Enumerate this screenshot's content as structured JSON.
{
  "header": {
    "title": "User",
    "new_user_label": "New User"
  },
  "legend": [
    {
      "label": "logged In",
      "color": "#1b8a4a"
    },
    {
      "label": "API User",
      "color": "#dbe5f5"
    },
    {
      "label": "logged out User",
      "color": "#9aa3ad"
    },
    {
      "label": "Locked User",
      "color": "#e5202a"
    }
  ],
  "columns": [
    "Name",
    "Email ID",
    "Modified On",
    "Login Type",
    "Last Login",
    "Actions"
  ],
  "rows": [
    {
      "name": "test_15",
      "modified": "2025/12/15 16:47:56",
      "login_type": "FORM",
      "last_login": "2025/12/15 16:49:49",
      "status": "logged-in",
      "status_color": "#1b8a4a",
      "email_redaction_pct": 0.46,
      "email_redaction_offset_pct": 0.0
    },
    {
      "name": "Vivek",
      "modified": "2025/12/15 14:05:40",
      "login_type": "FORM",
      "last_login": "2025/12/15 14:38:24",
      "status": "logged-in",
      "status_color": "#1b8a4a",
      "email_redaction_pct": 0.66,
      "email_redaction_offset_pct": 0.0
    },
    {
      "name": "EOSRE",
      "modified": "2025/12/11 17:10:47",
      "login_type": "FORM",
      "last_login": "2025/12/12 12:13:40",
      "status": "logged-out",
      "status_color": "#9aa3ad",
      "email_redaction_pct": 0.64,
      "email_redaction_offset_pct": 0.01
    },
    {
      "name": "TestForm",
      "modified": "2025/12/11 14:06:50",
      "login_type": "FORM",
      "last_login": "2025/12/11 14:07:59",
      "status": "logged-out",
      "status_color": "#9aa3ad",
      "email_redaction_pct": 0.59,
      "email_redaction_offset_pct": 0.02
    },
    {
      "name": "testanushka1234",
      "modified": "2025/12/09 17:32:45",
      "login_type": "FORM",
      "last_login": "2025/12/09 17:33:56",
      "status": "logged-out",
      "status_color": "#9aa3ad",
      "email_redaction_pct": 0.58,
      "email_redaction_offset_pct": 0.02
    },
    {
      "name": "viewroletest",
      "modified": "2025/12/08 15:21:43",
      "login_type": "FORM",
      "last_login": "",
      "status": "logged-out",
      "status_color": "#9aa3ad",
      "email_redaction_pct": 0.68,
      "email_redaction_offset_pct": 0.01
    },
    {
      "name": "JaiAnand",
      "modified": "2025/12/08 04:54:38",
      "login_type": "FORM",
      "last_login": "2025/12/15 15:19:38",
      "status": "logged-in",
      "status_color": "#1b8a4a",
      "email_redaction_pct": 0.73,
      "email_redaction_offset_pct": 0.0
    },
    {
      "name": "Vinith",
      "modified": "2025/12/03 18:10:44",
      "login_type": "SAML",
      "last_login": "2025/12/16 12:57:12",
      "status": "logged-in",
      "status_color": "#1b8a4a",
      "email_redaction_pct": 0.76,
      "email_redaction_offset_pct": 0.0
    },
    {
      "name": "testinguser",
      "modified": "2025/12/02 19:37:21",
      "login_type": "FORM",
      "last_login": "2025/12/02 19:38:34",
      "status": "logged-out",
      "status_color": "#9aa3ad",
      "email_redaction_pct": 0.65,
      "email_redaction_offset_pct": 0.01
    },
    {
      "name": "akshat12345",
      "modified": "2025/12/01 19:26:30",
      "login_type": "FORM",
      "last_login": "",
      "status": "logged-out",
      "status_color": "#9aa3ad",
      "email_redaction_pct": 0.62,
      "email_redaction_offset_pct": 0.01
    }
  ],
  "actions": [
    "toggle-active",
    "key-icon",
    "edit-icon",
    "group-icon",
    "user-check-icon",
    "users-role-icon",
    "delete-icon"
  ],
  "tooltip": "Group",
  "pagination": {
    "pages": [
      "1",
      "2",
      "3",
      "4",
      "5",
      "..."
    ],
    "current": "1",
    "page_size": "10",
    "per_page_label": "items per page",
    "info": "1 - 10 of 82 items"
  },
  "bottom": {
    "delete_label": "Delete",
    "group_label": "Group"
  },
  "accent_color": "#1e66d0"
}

---+---

Report the count of lines in the entries that contain the string "icon", and nothing besides it.

6